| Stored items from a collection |
>>>>

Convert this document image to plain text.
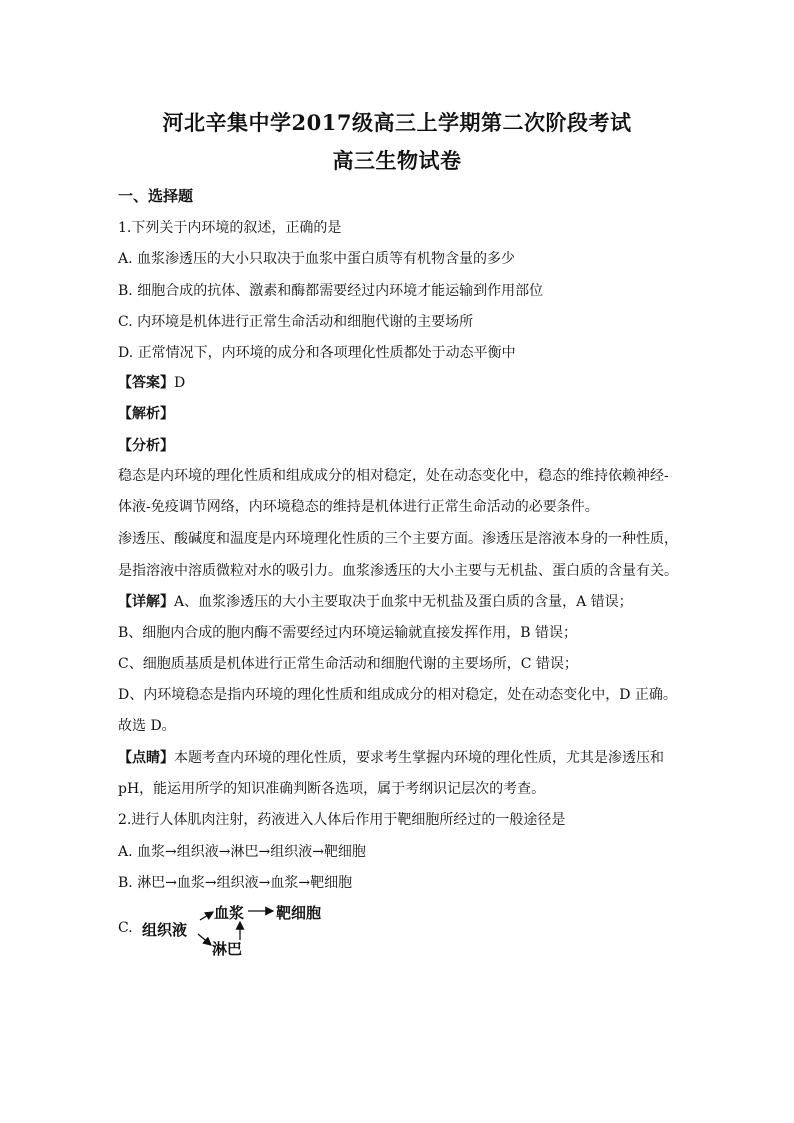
河北辛集中学2017级高三上学期第二次阶段考试
高三生物试卷
一、选择题
1.下列关于内环境的叙述，正确的是
A. 血浆渗透压的大小只取决于血浆中蛋白质等有机物含量的多少
B. 细胞合成的抗体、激素和酶都需要经过内环境才能运输到作用部位
C. 内环境是机体进行正常生命活动和细胞代谢的主要场所
D. 正常情况下，内环境的成分和各项理化性质都处于动态平衡中
【答案】D
【解析】
【分析】
稳态是内环境的理化性质和组成成分的相对稳定，处在动态变化中，稳态的维持依赖神经-
体液-免疫调节网络，内环境稳态的维持是机体进行正常生命活动的必要条件。
渗透压、酸碱度和温度是内环境理化性质的三个主要方面。渗透压是溶液本身的一种性质，
是指溶液中溶质微粒对水的吸引力。血浆渗透压的大小主要与无机盐、蛋白质的含量有关。
【详解】A、血浆渗透压的大小主要取决于血浆中无机盐及蛋白质的含量，A 错误；
B、细胞内合成的胞内酶不需要经过内环境运输就直接发挥作用，B 错误；
C、细胞质基质是机体进行正常生命活动和细胞代谢的主要场所，C 错误；
D、内环境稳态是指内环境的理化性质和组成成分的相对稳定，处在动态变化中，D 正确。
故选 D。
【点睛】本题考查内环境的理化性质，要求考生掌握内环境的理化性质，尤其是渗透压和
pH，能运用所学的知识准确判断各选项，属于考纲识记层次的考查。
2.进行人体肌肉注射，药液进入人体后作用于靶细胞所经过的一般途径是
A. 血浆→组织液→淋巴→组织液→靶细胞
B. 淋巴→血浆→组织液→血浆→靶细胞
C. 组织液
血浆 靶细胞
淋巴
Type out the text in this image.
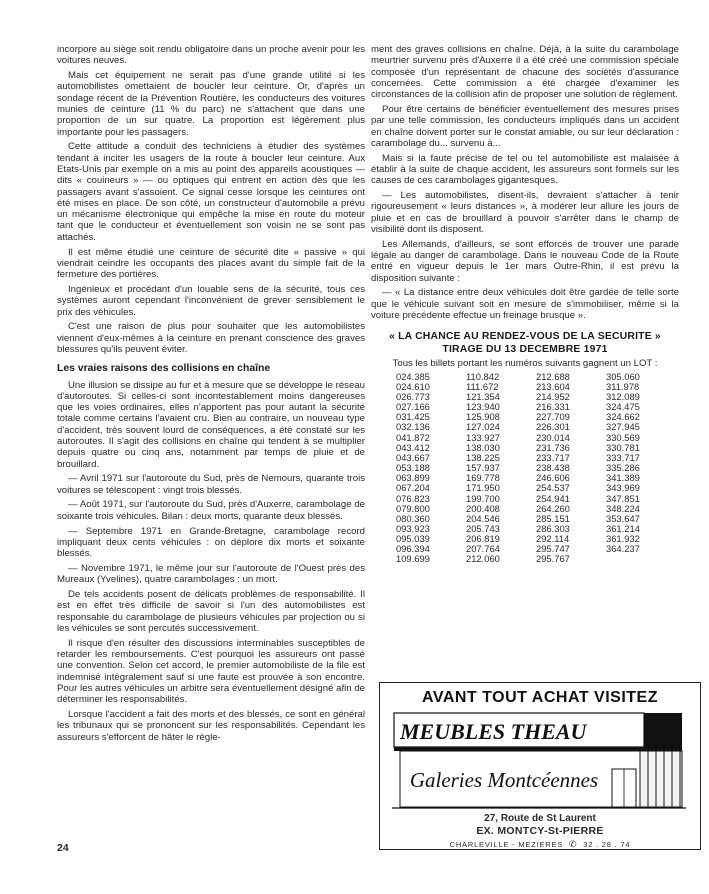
incorpore au siège soit rendu obligatoire dans un proche avenir pour les voitures neuves.

Mais cet équipement ne serait pas d'une grande utilité si les automobilistes omettaient de boucler leur ceinture. Or, d'après un sondage récent de la Prévention Routière, les conducteurs des voitures munies de ceinture (11 % du parc) ne s'attachent que dans une proportion de un sur quatre. La proportion est légèrement plus importante pour les passagers.

Cette attitude a conduit des techniciens à étudier des systèmes tendant à inciter les usagers de la route à boucler leur ceinture. Aux Etats-Unis par exemple on a mis au point des appareils acoustiques — dits « couineurs » — ou optiques qui entrent en action dès que les passagers avant s'assoient. Ce signal cesse lorsque les ceintures ont été mises en place. De son côté, un constructeur d'automobile a prévu un mécanisme électronique qui empêche la mise en route du moteur tant que le conducteur et éventuellement son voisin ne se sont pas attachés.

Il est même étudié une ceinture de sécurité dite « passive » qui viendrait ceindre les occupants des places avant du simple fait de la fermeture des portières.

Ingénieux et procédant d'un louable sens de la sécurité, tous ces systèmes auront cependant l'inconvénient de grever sensiblement le prix des véhicules.

C'est une raison de plus pour souhaiter que les automobilistes viennent d'eux-mêmes à la ceinture en prenant conscience des graves blessures qu'ils peuvent éviter.

Les vraies raisons des collisions en chaîne

Une illusion se dissipe au fur et à mesure que se développe le réseau d'autoroutes. Si celles-ci sont incontestablement moins dangereuses que les voies ordinaires, elles n'apportent pas pour autant la sécurité totale comme certains l'avaient cru. Bien au contraire, un nouveau type d'accident, très souvent lourd de conséquences, a été constaté sur les autoroutes. Il s'agit des collisions en chaîne qui tendent à se multiplier depuis quatre ou cinq ans, notamment par temps de pluie et de brouillard.

— Avril 1971 sur l'autoroute du Sud, près de Nemours, quarante trois voitures se télescopent : vingt trois blessés.

— Août 1971, sur l'autoroute du Sud, près d'Auxerre, carambolage de soixante trois véhicules. Bilan : deux morts, quarante deux blessés.

— Septembre 1971 en Grande-Bretagne, carambolage record impliquant deux cents véhicules : on déplore dix morts et soixante blessés.

— Novembre 1971, le même jour sur l'autoroute de l'Ouest près des Mureaux (Yvelines), quatre carambolages : un mort.

De tels accidents posent de délicats problèmes de responsabilité. Il est en effet très difficile de savoir si l'un des automobilistes est responsable du carambolage de plusieurs véhicules par projection ou si les véhicules se sont percutés successivement.

Il risque d'en résulter des discussions interminables susceptibles de retarder les remboursements. C'est pourquoi les assureurs ont passé une convention. Selon cet accord, le premier automobiliste de la file est indemnisé intégralement sauf si une faute est prouvée à son encontre. Pour les autres véhicules un arbitre sera éventuellement désigné afin de déterminer les responsabilités.

Lorsque l'accident a fait des morts et des blessés, ce sont en général les tribunaux qui se prononcent sur les responsabilités. Cependant les assureurs s'efforcent de hâter le règle-

ment des graves collisions en chaîne. Déjà, à la suite du carambolage meurtrier survenu près d'Auxerre il a été créé une commission spéciale composée d'un représentant de chacune des sociétés d'assurance concernées. Cette commission a été chargée d'examiner les circonstances de la collision afin de proposer une solution de règlement.

Pour être certains de bénéficier éventuellement des mesures prises par une telle commission, les conducteurs impliqués dans un accident en chaîne doivent porter sur le constat amiable, ou sur leur déclaration : carambolage du... survenu à...

Mais si la faute précise de tel ou tel automobiliste est malaisée à établir à la suite de chaque accident, les assureurs sont formels sur les causes de ces carambolages gigantesques.

— Les automobilistes, disent-ils, devraient s'attacher à tenir rigoureusement « leurs distances », à modérer leur allure les jours de pluie et en cas de brouillard à pouvoir s'arrêter dans le champ de visibilité dont ils disposent.

Les Allemands, d'ailleurs, se sont efforcés de trouver une parade légale au danger de carambolage. Dans le nouveau Code de la Route entré en vigueur depuis le 1er mars Outre-Rhin, il est prévu la disposition suivante :

— « La distance entre deux véhicules doit être gardée de telle sorte que le véhicule suivant soit en mesure de s'immobiliser, même si la voiture précédente effectue un freinage brusque ».

« LA CHANCE AU RENDEZ-VOUS DE LA SECURITE »
TIRAGE DU 13 DECEMBRE 1971
Tous les billets portant les numéros suivants gagnent un LOT :
024.385
024.610
026.773
027.166
031.425
032.136
041.872
043.412
043.667
053.188
063.899
067.204
076.823
079.800
080.360
093.923
095.039
096.394
109.699
110.842
111.672
121.354
123.940
125.908
127.024
133.927
138.030
138.225
157.937
169.778
171.950
199.700
200.408
204.546
205.743
206.819
207.764
212.060
212.688
213.604
214.952
216.331
227.709
226.301
230.014
231.736
233.717
238.438
246.606
254.537
254.941
264.260
285.151
286.303
292.114
295.747
295.767
305.060
311.978
312.089
324.475
324.662
327.945
330.569
330.781
333.717
335.286
341.389
343.969
347.851
348.224
353.647
361.214
361.932
364.237
AVANT TOUT ACHAT VISITEZ
MEUBLES THEAU
Galeries Montcéennes
27, Route de St Laurent
EX. MONTCY-St-PIERRE
CHARLEVILLE - MEZIERES ✆ 32 . 28 . 74
24
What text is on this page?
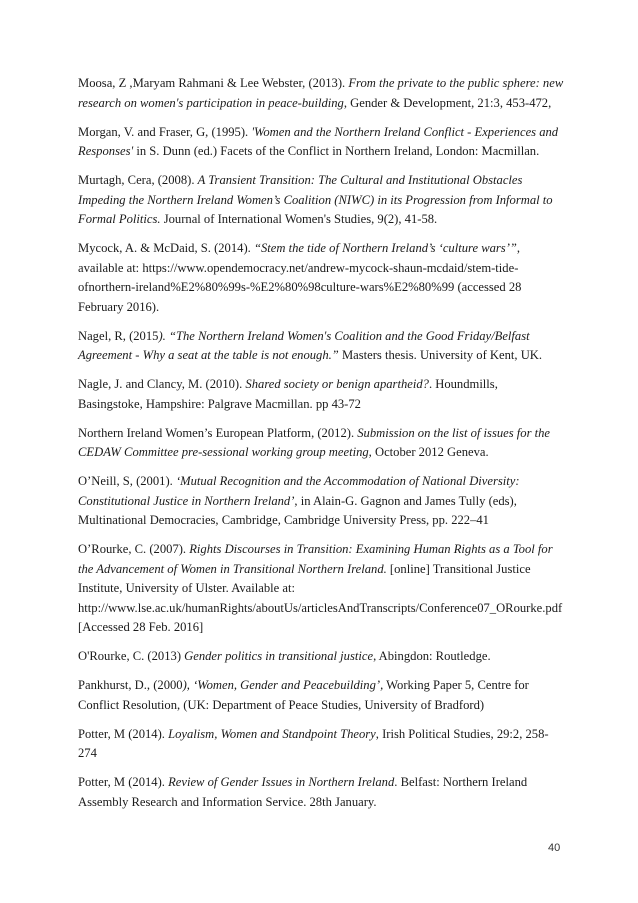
Moosa, Z ,Maryam Rahmani & Lee Webster, (2013). From the private to the public sphere: new research on women's participation in peace-building, Gender & Development, 21:3, 453-472,

Morgan, V. and Fraser, G, (1995). 'Women and the Northern Ireland Conflict - Experiences and Responses' in S. Dunn (ed.) Facets of the Conflict in Northern Ireland, London: Macmillan.

Murtagh, Cera, (2008). A Transient Transition: The Cultural and Institutional Obstacles Impeding the Northern Ireland Women’s Coalition (NIWC) in its Progression from Informal to Formal Politics. Journal of International Women's Studies, 9(2), 41-58.

Mycock, A. & McDaid, S. (2014). “Stem the tide of Northern Ireland’s ‘culture wars’”, available at: https://www.opendemocracy.net/andrew-mycock-shaun-mcdaid/stem-tide-ofnorthern-ireland%E2%80%99s-%E2%80%98culture-wars%E2%80%99 (accessed 28 February 2016).

Nagel, R, (2015). “The Northern Ireland Women's Coalition and the Good Friday/Belfast Agreement - Why a seat at the table is not enough.” Masters thesis. University of Kent, UK.

Nagle, J. and Clancy, M. (2010). Shared society or benign apartheid?. Houndmills, Basingstoke, Hampshire: Palgrave Macmillan. pp 43-72

Northern Ireland Women’s European Platform, (2012). Submission on the list of issues for the CEDAW Committee pre-sessional working group meeting, October 2012 Geneva.

O’Neill, S, (2001). ‘Mutual Recognition and the Accommodation of National Diversity: Constitutional Justice in Northern Ireland’, in Alain-G. Gagnon and James Tully (eds), Multinational Democracies, Cambridge, Cambridge University Press, pp. 222–41

O’Rourke, C. (2007). Rights Discourses in Transition: Examining Human Rights as a Tool for the Advancement of Women in Transitional Northern Ireland. [online] Transitional Justice Institute, University of Ulster. Available at: http://www.lse.ac.uk/humanRights/aboutUs/articlesAndTranscripts/Conference07_ORourke.pdf [Accessed 28 Feb. 2016]

O'Rourke, C. (2013) Gender politics in transitional justice, Abingdon: Routledge.

Pankhurst, D., (2000), ‘Women, Gender and Peacebuilding’, Working Paper 5, Centre for Conflict Resolution, (UK: Department of Peace Studies, University of Bradford)

Potter, M (2014). Loyalism, Women and Standpoint Theory, Irish Political Studies, 29:2, 258-274

Potter, M (2014). Review of Gender Issues in Northern Ireland. Belfast: Northern Ireland Assembly Research and Information Service. 28th January.

40
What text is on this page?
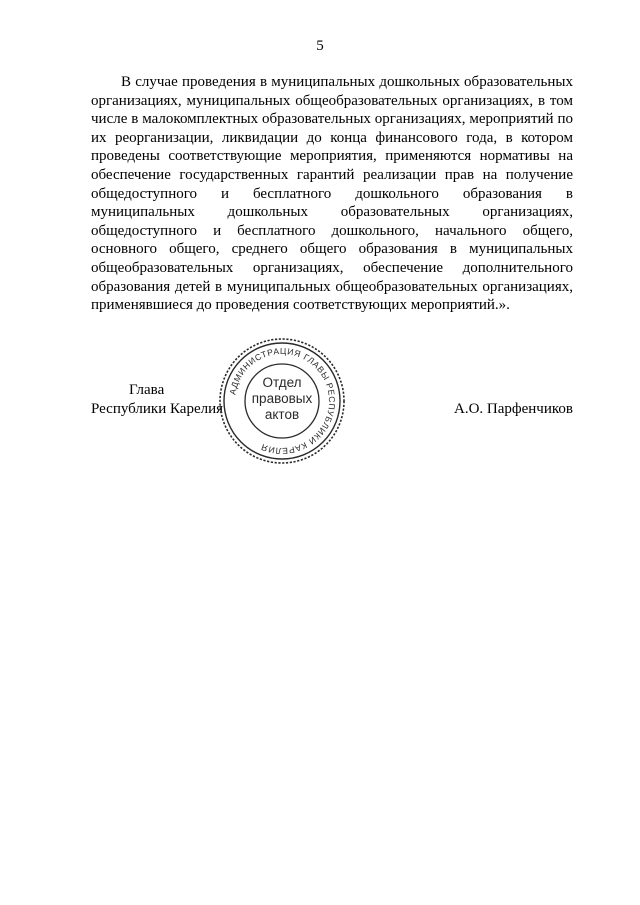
5

В случае проведения в муниципальных дошкольных образовательных организациях, муниципальных общеобразовательных организациях, в том числе в малокомплектных образовательных организациях, мероприятий по их реорганизации, ликвидации до конца финансового года, в котором проведены соответствующие мероприятия, применяются нормативы на обеспечение государственных гарантий реализации прав на получение общедоступного и бесплатного дошкольного образования в муниципальных дошкольных образовательных организациях, общедоступного и бесплатного дошкольного, начального общего, основного общего, среднего общего образования в муниципальных общеобразовательных организациях, обеспечение дополнительного образования детей в муниципальных общеобразовательных организациях, применявшиеся до проведения соответствующих мероприятий.».

Глава
Республики Карелия
АДМИНИСТРАЦИЯ ГЛАВЫ РЕСПУБЛИКИ КАРЕЛИЯ
Отдел
правовых
актов	А.О. Парфенчиков
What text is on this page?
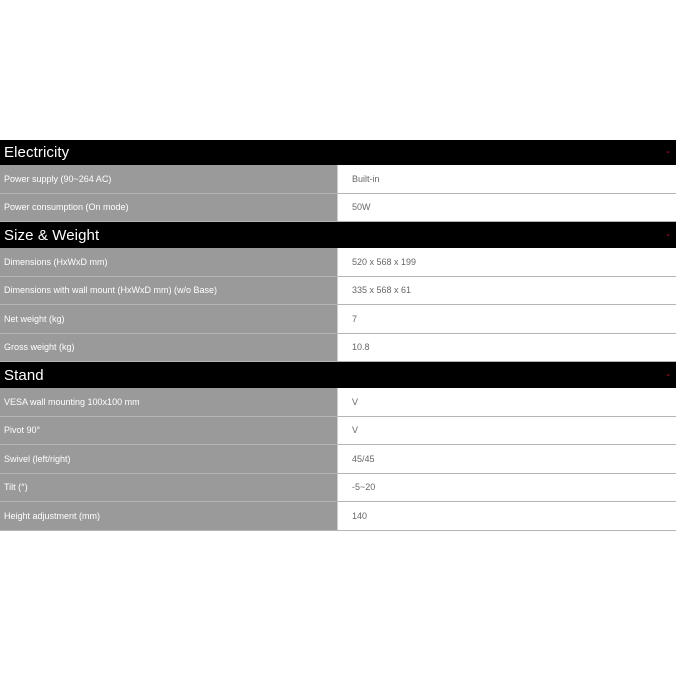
Electricity	-
Power supply (90~264 AC)	Built-in
Power consumption (On mode)	50W
Size & Weight	-
Dimensions (HxWxD mm)	520 x 568 x 199
Dimensions with wall mount (HxWxD mm) (w/o Base)	335 x 568 x 61
Net weight (kg)	7
Gross weight (kg)	10.8
Stand	-
VESA wall mounting 100x100 mm	V
Pivot 90°	V
Swivel (left/right)	45/45
Tilt (°)	-5~20
Height adjustment (mm)	140
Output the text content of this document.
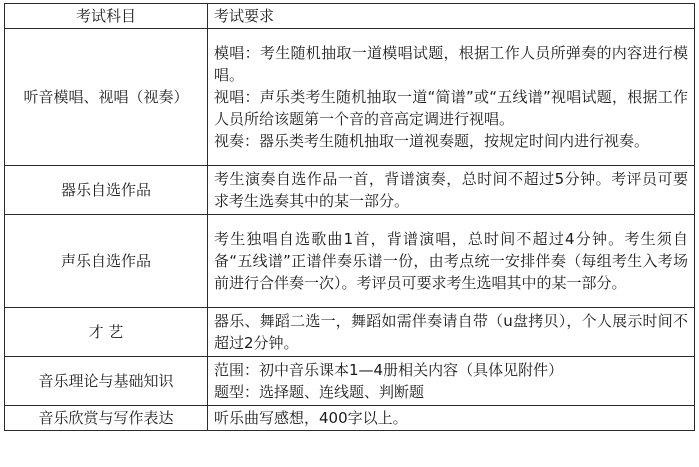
考试科目	考试要求
听音模唱、视唱（视奏）	模唱：考生随机抽取一道模唱试题，根据工作人员所弹奏的内容进行模唱。
视唱：声乐类考生随机抽取一道“简谱”或“五线谱”视唱试题，根据工作人员所给该题第一个音的音高定调进行视唱。
视奏：器乐类考生随机抽取一道视奏题，按规定时间内进行视奏。

器乐自选作品	考生演奏自选作品一首，背谱演奏，总时间不超过5分钟。考评员可要求考生选奏其中的某一部分。

声乐自选作品	考生独唱自选歌曲1首，背谱演唱，总时间不超过4分钟。考生须自备“五线谱”正谱伴奏乐谱一份，由考点统一安排伴奏（每组考生入考场前进行合伴奏一次）。考评员可要求考生选唱其中的某一部分。

才 艺	器乐、舞蹈二选一，舞蹈如需伴奏请自带（u盘拷贝），个人展示时间不超过2分钟。

音乐理论与基础知识	范围：初中音乐课本1—4册相关内容（具体见附件）
题型：选择题、连线题、判断题

音乐欣赏与写作表达	听乐曲写感想，400字以上。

<<<<

| WRITTEN INSTRUCTION |
Pick out all lines from the data above in which the word "document" appears.

| SOLUTION TO THE EXERCISE |
Convert this document image to plain text.
Output the text content of this document.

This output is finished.